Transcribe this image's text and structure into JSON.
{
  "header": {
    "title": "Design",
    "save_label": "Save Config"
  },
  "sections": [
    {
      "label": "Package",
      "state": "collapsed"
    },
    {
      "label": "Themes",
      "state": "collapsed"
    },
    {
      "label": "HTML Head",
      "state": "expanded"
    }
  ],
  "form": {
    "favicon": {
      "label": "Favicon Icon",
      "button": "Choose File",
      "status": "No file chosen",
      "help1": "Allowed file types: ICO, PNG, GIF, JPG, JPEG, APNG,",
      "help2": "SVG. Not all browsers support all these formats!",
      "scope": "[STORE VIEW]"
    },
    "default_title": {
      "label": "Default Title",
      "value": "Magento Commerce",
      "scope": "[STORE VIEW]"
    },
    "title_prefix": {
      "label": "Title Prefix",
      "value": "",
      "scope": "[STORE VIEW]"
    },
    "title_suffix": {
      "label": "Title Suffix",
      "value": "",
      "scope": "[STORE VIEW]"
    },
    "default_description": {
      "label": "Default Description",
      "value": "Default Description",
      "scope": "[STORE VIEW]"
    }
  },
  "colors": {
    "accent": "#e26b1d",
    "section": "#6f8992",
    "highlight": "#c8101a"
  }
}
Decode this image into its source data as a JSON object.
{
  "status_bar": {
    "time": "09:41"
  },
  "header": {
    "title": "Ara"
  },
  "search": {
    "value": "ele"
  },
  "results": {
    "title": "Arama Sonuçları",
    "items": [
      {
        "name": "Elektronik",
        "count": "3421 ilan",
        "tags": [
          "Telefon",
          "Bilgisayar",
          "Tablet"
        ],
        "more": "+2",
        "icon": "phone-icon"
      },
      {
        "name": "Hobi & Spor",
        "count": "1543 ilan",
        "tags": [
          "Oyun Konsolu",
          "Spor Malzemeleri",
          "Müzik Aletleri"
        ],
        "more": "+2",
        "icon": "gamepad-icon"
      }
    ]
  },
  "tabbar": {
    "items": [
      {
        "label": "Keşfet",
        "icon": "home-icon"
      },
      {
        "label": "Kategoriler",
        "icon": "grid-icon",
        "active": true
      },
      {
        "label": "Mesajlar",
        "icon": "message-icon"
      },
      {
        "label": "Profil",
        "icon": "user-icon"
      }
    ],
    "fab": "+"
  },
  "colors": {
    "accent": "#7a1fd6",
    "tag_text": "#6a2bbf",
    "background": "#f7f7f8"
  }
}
★ ★ ★
[What you are asked to do]:
Search the entries for the word "JSON", then list each line that holds it.

[Problem solution]:
Transcribe this image's text and structure into JSON.
Decode this image into its source data as a JSON object.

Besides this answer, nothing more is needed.